• _ENTRIES SUPPLIED_
----------------------------------------

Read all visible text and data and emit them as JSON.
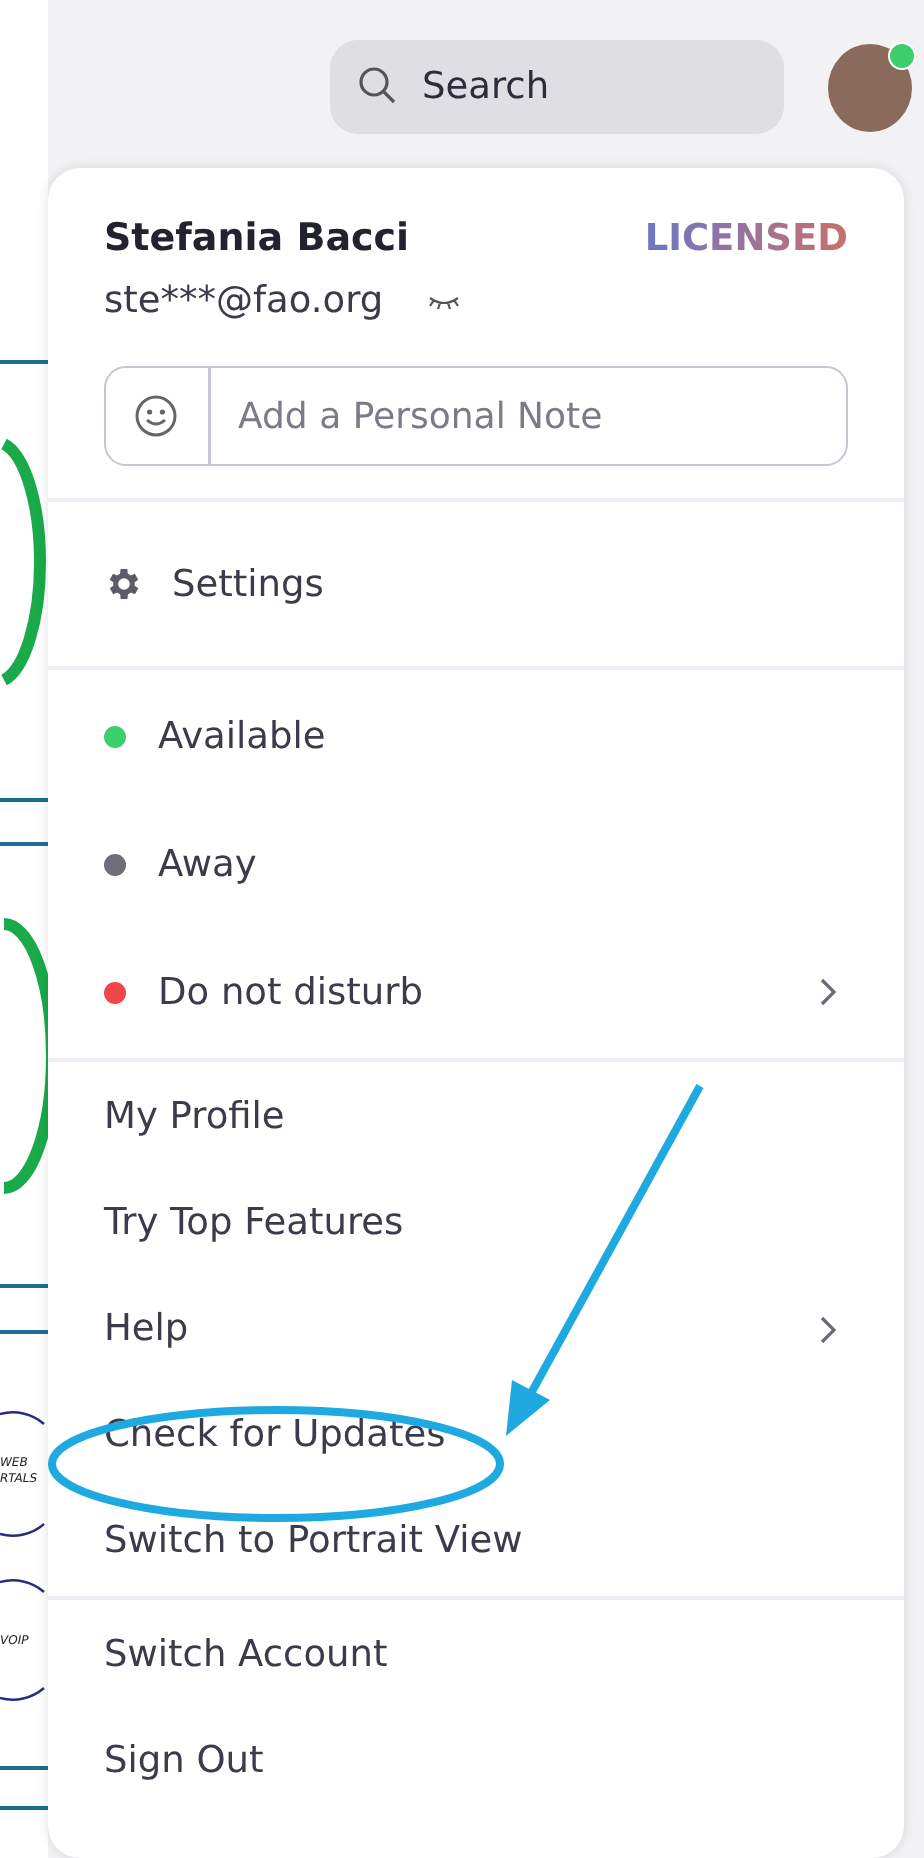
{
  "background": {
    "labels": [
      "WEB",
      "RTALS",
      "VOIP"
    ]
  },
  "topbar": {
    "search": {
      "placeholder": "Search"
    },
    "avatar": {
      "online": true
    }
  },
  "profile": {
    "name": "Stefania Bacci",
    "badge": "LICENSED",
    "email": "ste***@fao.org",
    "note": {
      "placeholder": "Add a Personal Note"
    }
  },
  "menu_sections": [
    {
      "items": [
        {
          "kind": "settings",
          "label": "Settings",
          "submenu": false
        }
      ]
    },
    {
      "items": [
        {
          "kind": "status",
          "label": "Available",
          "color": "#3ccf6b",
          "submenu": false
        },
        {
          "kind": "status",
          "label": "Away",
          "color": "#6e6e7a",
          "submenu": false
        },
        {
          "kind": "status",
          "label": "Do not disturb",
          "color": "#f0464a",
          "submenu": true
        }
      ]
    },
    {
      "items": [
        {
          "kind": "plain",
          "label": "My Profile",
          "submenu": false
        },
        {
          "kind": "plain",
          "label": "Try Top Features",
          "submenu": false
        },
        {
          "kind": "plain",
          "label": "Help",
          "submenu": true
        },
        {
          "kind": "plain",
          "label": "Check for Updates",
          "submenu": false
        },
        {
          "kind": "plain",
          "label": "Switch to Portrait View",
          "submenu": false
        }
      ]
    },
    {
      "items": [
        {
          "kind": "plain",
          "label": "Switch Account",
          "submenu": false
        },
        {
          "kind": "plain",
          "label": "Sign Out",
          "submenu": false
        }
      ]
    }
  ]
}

----------------------------------------

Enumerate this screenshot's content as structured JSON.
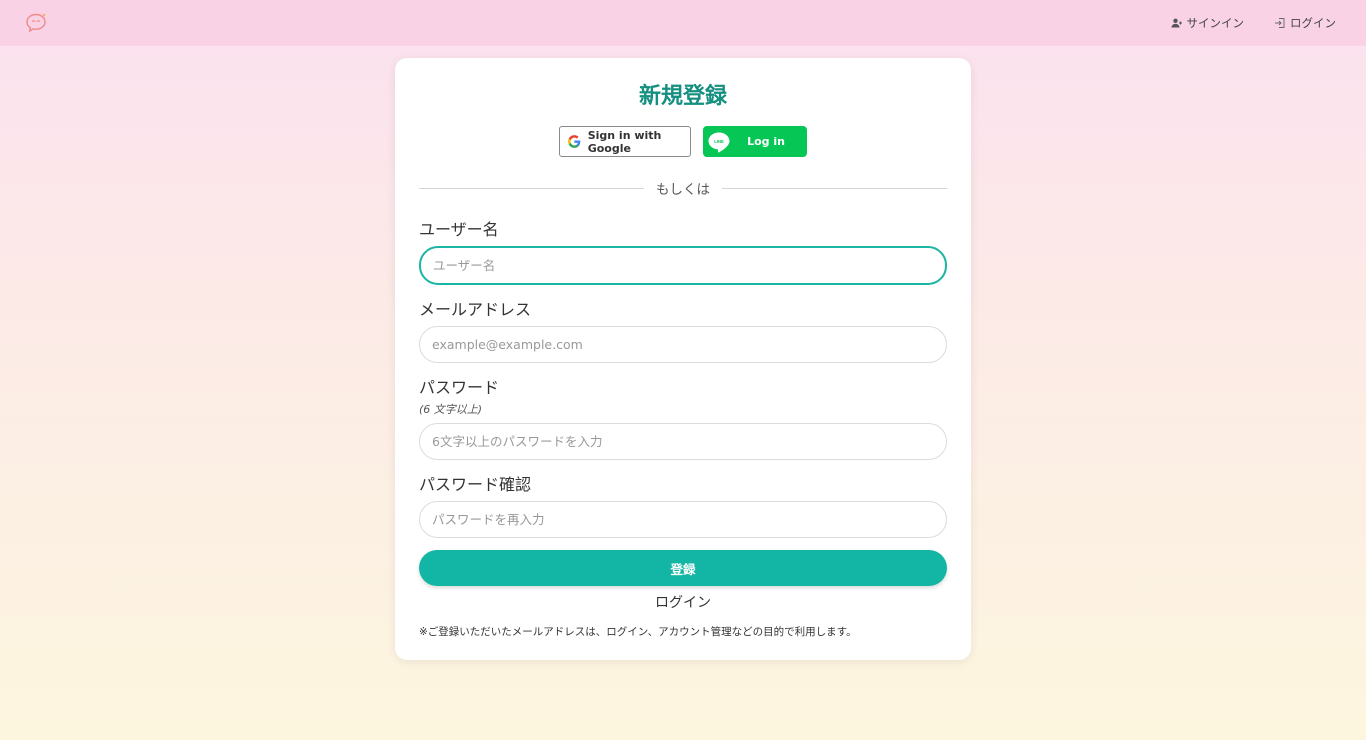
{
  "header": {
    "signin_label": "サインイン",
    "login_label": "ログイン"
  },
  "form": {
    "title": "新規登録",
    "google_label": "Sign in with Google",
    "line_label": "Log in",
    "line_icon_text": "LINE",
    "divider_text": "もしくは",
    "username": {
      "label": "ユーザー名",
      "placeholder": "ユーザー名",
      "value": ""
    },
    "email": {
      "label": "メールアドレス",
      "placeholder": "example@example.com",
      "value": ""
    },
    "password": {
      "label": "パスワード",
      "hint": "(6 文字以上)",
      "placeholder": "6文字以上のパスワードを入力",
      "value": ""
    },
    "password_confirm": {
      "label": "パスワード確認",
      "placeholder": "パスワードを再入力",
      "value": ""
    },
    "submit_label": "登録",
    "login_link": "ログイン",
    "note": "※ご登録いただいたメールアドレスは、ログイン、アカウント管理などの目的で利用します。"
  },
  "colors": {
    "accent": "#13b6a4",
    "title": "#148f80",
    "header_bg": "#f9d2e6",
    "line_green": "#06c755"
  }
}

----------------------------------------

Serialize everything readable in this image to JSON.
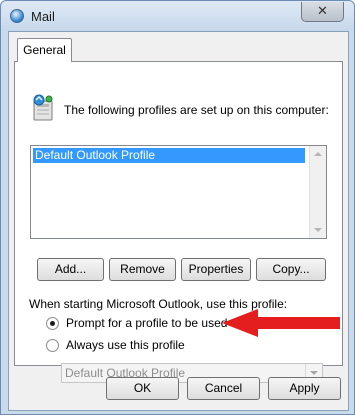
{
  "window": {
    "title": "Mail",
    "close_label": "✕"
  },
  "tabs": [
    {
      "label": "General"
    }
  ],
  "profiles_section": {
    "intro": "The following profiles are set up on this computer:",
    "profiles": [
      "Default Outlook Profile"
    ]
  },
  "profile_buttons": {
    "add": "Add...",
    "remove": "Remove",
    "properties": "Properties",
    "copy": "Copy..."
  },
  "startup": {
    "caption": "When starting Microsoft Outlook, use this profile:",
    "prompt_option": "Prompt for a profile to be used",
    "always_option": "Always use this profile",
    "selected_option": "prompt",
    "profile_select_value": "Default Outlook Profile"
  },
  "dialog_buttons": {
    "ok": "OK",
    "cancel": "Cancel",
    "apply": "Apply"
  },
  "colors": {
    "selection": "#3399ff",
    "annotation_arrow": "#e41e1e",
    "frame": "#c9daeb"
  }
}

----------------------------------------

• _REQUEST_
Count how many lines in the data contain the word "Default", giving the number without comment.

• _ANSWER TO THIS PROBLEM_
2